The request — Transcribe every line of the records verbatim.

==== Dataset entries

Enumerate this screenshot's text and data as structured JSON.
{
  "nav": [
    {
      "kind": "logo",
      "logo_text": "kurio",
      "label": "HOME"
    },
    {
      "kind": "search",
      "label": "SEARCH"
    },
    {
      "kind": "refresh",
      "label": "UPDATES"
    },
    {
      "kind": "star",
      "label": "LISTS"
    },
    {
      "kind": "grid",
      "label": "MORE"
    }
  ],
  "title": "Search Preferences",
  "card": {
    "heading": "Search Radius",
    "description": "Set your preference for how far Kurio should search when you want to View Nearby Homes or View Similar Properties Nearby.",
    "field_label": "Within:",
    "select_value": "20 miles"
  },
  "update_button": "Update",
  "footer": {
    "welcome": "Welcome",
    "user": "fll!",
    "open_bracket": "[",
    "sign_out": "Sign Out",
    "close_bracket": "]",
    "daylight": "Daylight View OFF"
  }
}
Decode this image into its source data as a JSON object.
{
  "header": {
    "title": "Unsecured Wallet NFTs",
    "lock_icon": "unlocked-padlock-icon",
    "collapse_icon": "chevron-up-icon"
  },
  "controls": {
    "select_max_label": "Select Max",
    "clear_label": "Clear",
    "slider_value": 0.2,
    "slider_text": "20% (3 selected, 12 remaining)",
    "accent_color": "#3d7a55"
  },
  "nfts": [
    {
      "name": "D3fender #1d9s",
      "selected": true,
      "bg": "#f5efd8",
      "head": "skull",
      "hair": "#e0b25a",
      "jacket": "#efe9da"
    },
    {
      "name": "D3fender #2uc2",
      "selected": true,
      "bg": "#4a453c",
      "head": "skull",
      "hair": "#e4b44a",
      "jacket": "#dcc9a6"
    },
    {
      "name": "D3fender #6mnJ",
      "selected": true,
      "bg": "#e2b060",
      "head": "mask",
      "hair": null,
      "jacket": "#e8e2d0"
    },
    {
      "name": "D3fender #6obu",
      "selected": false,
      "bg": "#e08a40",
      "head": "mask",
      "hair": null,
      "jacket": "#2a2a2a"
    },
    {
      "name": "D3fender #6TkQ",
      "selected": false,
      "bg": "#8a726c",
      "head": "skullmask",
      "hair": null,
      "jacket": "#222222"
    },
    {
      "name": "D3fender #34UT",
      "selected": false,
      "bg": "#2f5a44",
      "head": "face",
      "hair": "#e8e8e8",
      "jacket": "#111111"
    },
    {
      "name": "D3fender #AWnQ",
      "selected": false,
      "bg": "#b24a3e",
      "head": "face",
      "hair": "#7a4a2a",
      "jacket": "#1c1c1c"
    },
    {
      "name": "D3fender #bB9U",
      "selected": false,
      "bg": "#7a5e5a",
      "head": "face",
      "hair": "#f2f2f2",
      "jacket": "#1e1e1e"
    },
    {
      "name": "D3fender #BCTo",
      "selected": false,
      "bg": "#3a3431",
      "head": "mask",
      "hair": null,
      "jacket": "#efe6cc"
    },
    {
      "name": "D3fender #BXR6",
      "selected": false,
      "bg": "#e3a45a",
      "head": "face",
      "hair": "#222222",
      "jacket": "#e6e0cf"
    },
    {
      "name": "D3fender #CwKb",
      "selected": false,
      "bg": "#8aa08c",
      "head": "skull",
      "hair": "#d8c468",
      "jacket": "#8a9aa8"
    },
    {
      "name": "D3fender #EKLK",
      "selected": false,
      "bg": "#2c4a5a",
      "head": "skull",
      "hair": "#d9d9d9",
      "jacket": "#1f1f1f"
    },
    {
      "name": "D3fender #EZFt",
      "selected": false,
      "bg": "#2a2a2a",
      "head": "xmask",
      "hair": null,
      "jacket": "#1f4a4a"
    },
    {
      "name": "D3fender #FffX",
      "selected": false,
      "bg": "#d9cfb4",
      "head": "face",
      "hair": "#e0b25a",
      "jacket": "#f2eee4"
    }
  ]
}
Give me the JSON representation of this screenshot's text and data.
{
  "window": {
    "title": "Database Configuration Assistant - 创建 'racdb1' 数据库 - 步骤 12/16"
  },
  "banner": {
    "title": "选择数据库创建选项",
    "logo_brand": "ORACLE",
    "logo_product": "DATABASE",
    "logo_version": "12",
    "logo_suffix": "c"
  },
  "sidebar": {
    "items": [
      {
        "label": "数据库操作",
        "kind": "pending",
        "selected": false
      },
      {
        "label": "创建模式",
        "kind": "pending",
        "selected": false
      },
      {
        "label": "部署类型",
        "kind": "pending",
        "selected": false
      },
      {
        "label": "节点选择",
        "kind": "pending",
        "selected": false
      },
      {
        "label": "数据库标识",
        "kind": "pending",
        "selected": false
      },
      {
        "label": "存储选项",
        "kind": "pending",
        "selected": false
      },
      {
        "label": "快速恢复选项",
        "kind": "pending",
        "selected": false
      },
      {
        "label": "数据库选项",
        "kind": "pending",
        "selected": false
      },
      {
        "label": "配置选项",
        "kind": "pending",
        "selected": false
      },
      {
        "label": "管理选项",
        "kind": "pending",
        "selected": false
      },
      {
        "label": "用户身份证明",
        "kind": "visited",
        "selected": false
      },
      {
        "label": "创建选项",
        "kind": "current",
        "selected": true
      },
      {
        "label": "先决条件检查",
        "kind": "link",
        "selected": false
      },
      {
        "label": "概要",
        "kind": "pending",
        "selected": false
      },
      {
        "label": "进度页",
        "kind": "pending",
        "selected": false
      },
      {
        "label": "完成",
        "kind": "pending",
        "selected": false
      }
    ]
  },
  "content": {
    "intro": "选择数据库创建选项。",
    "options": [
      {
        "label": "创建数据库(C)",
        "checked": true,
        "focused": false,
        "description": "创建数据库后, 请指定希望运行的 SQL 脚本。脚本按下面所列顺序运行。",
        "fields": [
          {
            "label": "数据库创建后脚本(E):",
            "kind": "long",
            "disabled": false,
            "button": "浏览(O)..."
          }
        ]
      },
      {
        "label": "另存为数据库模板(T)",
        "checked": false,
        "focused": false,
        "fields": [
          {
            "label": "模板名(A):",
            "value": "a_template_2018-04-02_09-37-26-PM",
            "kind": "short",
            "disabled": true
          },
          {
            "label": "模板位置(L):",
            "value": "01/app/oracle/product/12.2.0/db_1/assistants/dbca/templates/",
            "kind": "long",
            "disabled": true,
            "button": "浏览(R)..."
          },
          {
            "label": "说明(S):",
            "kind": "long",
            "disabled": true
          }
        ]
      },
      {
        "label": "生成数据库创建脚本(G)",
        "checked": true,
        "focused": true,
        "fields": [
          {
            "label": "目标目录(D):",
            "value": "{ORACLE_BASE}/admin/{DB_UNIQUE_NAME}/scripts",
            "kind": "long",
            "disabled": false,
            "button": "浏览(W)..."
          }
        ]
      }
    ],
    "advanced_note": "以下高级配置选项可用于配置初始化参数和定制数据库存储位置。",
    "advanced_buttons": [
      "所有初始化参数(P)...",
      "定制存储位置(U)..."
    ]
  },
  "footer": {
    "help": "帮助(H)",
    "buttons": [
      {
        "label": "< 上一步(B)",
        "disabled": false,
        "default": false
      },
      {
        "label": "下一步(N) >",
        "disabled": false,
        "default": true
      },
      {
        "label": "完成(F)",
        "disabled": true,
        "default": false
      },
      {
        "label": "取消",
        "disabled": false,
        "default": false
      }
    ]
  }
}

========

Solution for this problem —
Enumerate this screenshot's text and data as structured JSON.
{
  "nav": [
    {
      "kind": "logo",
      "logo_text": "kurio",
      "label": "HOME"
    },
    {
      "kind": "search",
      "label": "SEARCH"
    },
    {
      "kind": "refresh",
      "label": "UPDATES"
    },
    {
      "kind": "star",
      "label": "LISTS"
    },
    {
      "kind": "grid",
      "label": "MORE"
    }
  ],
  "title": "Search Preferences",
  "card": {
    "heading": "Search Radius",
    "description": "Set your preference for how far Kurio should search when you want to View Nearby Homes or View Similar Properties Nearby.",
    "field_label": "Within:",
    "select_value": "20 miles"
  },
  "update_button": "Update",
  "footer": {
    "welcome": "Welcome",
    "user": "fll!",
    "open_bracket": "[",
    "sign_out": "Sign Out",
    "close_bracket": "]",
    "daylight": "Daylight View OFF"
  }
}
Decode this image into its source data as a JSON object.
{
  "header": {
    "title": "Unsecured Wallet NFTs",
    "lock_icon": "unlocked-padlock-icon",
    "collapse_icon": "chevron-up-icon"
  },
  "controls": {
    "select_max_label": "Select Max",
    "clear_label": "Clear",
    "slider_value": 0.2,
    "slider_text": "20% (3 selected, 12 remaining)",
    "accent_color": "#3d7a55"
  },
  "nfts": [
    {
      "name": "D3fender #1d9s",
      "selected": true,
      "bg": "#f5efd8",
      "head": "skull",
      "hair": "#e0b25a",
      "jacket": "#efe9da"
    },
    {
      "name": "D3fender #2uc2",
      "selected": true,
      "bg": "#4a453c",
      "head": "skull",
      "hair": "#e4b44a",
      "jacket": "#dcc9a6"
    },
    {
      "name": "D3fender #6mnJ",
      "selected": true,
      "bg": "#e2b060",
      "head": "mask",
      "hair": null,
      "jacket": "#e8e2d0"
    },
    {
      "name": "D3fender #6obu",
      "selected": false,
      "bg": "#e08a40",
      "head": "mask",
      "hair": null,
      "jacket": "#2a2a2a"
    },
    {
      "name": "D3fender #6TkQ",
      "selected": false,
      "bg": "#8a726c",
      "head": "skullmask",
      "hair": null,
      "jacket": "#222222"
    },
    {
      "name": "D3fender #34UT",
      "selected": false,
      "bg": "#2f5a44",
      "head": "face",
      "hair": "#e8e8e8",
      "jacket": "#111111"
    },
    {
      "name": "D3fender #AWnQ",
      "selected": false,
      "bg": "#b24a3e",
      "head": "face",
      "hair": "#7a4a2a",
      "jacket": "#1c1c1c"
    },
    {
      "name": "D3fender #bB9U",
      "selected": false,
      "bg": "#7a5e5a",
      "head": "face",
      "hair": "#f2f2f2",
      "jacket": "#1e1e1e"
    },
    {
      "name": "D3fender #BCTo",
      "selected": false,
      "bg": "#3a3431",
      "head": "mask",
      "hair": null,
      "jacket": "#efe6cc"
    },
    {
      "name": "D3fender #BXR6",
      "selected": false,
      "bg": "#e3a45a",
      "head": "face",
      "hair": "#222222",
      "jacket": "#e6e0cf"
    },
    {
      "name": "D3fender #CwKb",
      "selected": false,
      "bg": "#8aa08c",
      "head": "skull",
      "hair": "#d8c468",
      "jacket": "#8a9aa8"
    },
    {
      "name": "D3fender #EKLK",
      "selected": false,
      "bg": "#2c4a5a",
      "head": "skull",
      "hair": "#d9d9d9",
      "jacket": "#1f1f1f"
    },
    {
      "name": "D3fender #EZFt",
      "selected": false,
      "bg": "#2a2a2a",
      "head": "xmask",
      "hair": null,
      "jacket": "#1f4a4a"
    },
    {
      "name": "D3fender #FffX",
      "selected": false,
      "bg": "#d9cfb4",
      "head": "face",
      "hair": "#e0b25a",
      "jacket": "#f2eee4"
    }
  ]
}
Give me the JSON representation of this screenshot's text and data.
{
  "window": {
    "title": "Database Configuration Assistant - 创建 'racdb1' 数据库 - 步骤 12/16"
  },
  "banner": {
    "title": "选择数据库创建选项",
    "logo_brand": "ORACLE",
    "logo_product": "DATABASE",
    "logo_version": "12",
    "logo_suffix": "c"
  },
  "sidebar": {
    "items": [
      {
        "label": "数据库操作",
        "kind": "pending",
        "selected": false
      },
      {
        "label": "创建模式",
        "kind": "pending",
        "selected": false
      },
      {
        "label": "部署类型",
        "kind": "pending",
        "selected": false
      },
      {
        "label": "节点选择",
        "kind": "pending",
        "selected": false
      },
      {
        "label": "数据库标识",
        "kind": "pending",
        "selected": false
      },
      {
        "label": "存储选项",
        "kind": "pending",
        "selected": false
      },
      {
        "label": "快速恢复选项",
        "kind": "pending",
        "selected": false
      },
      {
        "label": "数据库选项",
        "kind": "pending",
        "selected": false
      },
      {
        "label": "配置选项",
        "kind": "pending",
        "selected": false
      },
      {
        "label": "管理选项",
        "kind": "pending",
        "selected": false
      },
      {
        "label": "用户身份证明",
        "kind": "visited",
        "selected": false
      },
      {
        "label": "创建选项",
        "kind": "current",
        "selected": true
      },
      {
        "label": "先决条件检查",
        "kind": "link",
        "selected": false
      },
      {
        "label": "概要",
        "kind": "pending",
        "selected": false
      },
      {
        "label": "进度页",
        "kind": "pending",
        "selected": false
      },
      {
        "label": "完成",
        "kind": "pending",
        "selected": false
      }
    ]
  },
  "content": {
    "intro": "选择数据库创建选项。",
    "options": [
      {
        "label": "创建数据库(C)",
        "checked": true,
        "focused": false,
        "description": "创建数据库后, 请指定希望运行的 SQL 脚本。脚本按下面所列顺序运行。",
        "fields": [
          {
            "label": "数据库创建后脚本(E):",
            "kind": "long",
            "disabled": false,
            "button": "浏览(O)..."
          }
        ]
      },
      {
        "label": "另存为数据库模板(T)",
        "checked": false,
        "focused": false,
        "fields": [
          {
            "label": "模板名(A):",
            "value": "a_template_2018-04-02_09-37-26-PM",
            "kind": "short",
            "disabled": true
          },
          {
            "label": "模板位置(L):",
            "value": "01/app/oracle/product/12.2.0/db_1/assistants/dbca/templates/",
            "kind": "long",
            "disabled": true,
            "button": "浏览(R)..."
          },
          {
            "label": "说明(S):",
            "kind": "long",
            "disabled": true
          }
        ]
      },
      {
        "label": "生成数据库创建脚本(G)",
        "checked": true,
        "focused": true,
        "fields": [
          {
            "label": "目标目录(D):",
            "value": "{ORACLE_BASE}/admin/{DB_UNIQUE_NAME}/scripts",
            "kind": "long",
            "disabled": false,
            "button": "浏览(W)..."
          }
        ]
      }
    ],
    "advanced_note": "以下高级配置选项可用于配置初始化参数和定制数据库存储位置。",
    "advanced_buttons": [
      "所有初始化参数(P)...",
      "定制存储位置(U)..."
    ]
  },
  "footer": {
    "help": "帮助(H)",
    "buttons": [
      {
        "label": "< 上一步(B)",
        "disabled": false,
        "default": false
      },
      {
        "label": "下一步(N) >",
        "disabled": false,
        "default": true
      },
      {
        "label": "完成(F)",
        "disabled": true,
        "default": false
      },
      {
        "label": "取消",
        "disabled": false,
        "default": false
      }
    ]
  }
}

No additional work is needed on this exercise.